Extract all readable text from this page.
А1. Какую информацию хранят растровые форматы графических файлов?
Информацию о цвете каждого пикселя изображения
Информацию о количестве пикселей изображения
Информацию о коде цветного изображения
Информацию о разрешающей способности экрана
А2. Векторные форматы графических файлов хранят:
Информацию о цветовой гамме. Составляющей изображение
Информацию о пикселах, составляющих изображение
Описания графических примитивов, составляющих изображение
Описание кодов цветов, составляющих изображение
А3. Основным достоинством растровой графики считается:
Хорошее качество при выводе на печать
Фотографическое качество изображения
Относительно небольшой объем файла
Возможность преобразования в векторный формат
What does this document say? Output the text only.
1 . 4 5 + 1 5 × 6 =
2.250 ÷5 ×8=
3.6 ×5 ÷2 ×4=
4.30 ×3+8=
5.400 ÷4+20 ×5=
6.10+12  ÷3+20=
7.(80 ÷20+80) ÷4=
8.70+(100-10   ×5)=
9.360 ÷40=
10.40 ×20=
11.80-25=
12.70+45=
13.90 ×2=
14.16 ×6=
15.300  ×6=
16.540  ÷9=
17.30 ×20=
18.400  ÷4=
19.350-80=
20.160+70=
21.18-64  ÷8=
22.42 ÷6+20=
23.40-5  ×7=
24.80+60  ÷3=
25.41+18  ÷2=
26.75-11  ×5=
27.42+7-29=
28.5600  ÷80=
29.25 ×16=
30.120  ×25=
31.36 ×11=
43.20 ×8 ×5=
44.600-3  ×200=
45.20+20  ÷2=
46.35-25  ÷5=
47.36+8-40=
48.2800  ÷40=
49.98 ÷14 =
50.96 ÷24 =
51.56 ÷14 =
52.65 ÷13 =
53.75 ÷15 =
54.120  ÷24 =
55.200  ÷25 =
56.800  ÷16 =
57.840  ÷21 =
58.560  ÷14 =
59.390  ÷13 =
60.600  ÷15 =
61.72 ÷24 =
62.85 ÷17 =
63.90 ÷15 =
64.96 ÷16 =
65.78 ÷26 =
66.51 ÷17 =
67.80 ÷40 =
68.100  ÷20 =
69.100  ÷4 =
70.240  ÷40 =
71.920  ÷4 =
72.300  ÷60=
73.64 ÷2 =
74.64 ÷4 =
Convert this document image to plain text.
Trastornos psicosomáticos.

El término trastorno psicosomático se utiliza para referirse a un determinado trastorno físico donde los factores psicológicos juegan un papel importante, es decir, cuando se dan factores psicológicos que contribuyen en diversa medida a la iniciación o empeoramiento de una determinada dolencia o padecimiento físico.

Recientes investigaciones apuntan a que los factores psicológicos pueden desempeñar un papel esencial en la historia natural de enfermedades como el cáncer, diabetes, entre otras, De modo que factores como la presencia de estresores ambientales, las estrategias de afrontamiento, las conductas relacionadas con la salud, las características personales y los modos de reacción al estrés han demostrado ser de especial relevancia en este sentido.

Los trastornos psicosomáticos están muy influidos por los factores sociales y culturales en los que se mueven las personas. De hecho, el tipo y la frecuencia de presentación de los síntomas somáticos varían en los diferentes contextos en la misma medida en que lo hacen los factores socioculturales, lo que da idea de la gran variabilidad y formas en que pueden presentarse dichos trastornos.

________________

## TASK STATEMENT
Without omitting anything, output the entries exactly.

## ANSWER FOR THE TASK
Extract all readable text from this page.
А1. Какую информацию хранят растровые форматы графических файлов?
Информацию о цвете каждого пикселя изображения
Информацию о количестве пикселей изображения
Информацию о коде цветного изображения
Информацию о разрешающей способности экрана
А2. Векторные форматы графических файлов хранят:
Информацию о цветовой гамме. Составляющей изображение
Информацию о пикселах, составляющих изображение
Описания графических примитивов, составляющих изображение
Описание кодов цветов, составляющих изображение
А3. Основным достоинством растровой графики считается:
Хорошее качество при выводе на печать
Фотографическое качество изображения
Относительно небольшой объем файла
Возможность преобразования в векторный формат
What does this document say? Output the text only.
1 . 4 5 + 1 5 × 6 =
2.250 ÷5 ×8=
3.6 ×5 ÷2 ×4=
4.30 ×3+8=
5.400 ÷4+20 ×5=
6.10+12  ÷3+20=
7.(80 ÷20+80) ÷4=
8.70+(100-10   ×5)=
9.360 ÷40=
10.40 ×20=
11.80-25=
12.70+45=
13.90 ×2=
14.16 ×6=
15.300  ×6=
16.540  ÷9=
17.30 ×20=
18.400  ÷4=
19.350-80=
20.160+70=
21.18-64  ÷8=
22.42 ÷6+20=
23.40-5  ×7=
24.80+60  ÷3=
25.41+18  ÷2=
26.75-11  ×5=
27.42+7-29=
28.5600  ÷80=
29.25 ×16=
30.120  ×25=
31.36 ×11=
43.20 ×8 ×5=
44.600-3  ×200=
45.20+20  ÷2=
46.35-25  ÷5=
47.36+8-40=
48.2800  ÷40=
49.98 ÷14 =
50.96 ÷24 =
51.56 ÷14 =
52.65 ÷13 =
53.75 ÷15 =
54.120  ÷24 =
55.200  ÷25 =
56.800  ÷16 =
57.840  ÷21 =
58.560  ÷14 =
59.390  ÷13 =
60.600  ÷15 =
61.72 ÷24 =
62.85 ÷17 =
63.90 ÷15 =
64.96 ÷16 =
65.78 ÷26 =
66.51 ÷17 =
67.80 ÷40 =
68.100  ÷20 =
69.100  ÷4 =
70.240  ÷40 =
71.920  ÷4 =
72.300  ÷60=
73.64 ÷2 =
74.64 ÷4 =
Convert this document image to plain text.
Trastornos psicosomáticos.

El término trastorno psicosomático se utiliza para referirse a un determinado trastorno físico donde los factores psicológicos juegan un papel importante, es decir, cuando se dan factores psicológicos que contribuyen en diversa medida a la iniciación o empeoramiento de una determinada dolencia o padecimiento físico.

Recientes investigaciones apuntan a que los factores psicológicos pueden desempeñar un papel esencial en la historia natural de enfermedades como el cáncer, diabetes, entre otras, De modo que factores como la presencia de estresores ambientales, las estrategias de afrontamiento, las conductas relacionadas con la salud, las características personales y los modos de reacción al estrés han demostrado ser de especial relevancia en este sentido.

Los trastornos psicosomáticos están muy influidos por los factores sociales y culturales en los que se mueven las personas. De hecho, el tipo y la frecuencia de presentación de los síntomas somáticos varían en los diferentes contextos en la misma medida en que lo hacen los factores socioculturales, lo que da idea de la gran variabilidad y formas en que pueden presentarse dichos trastornos.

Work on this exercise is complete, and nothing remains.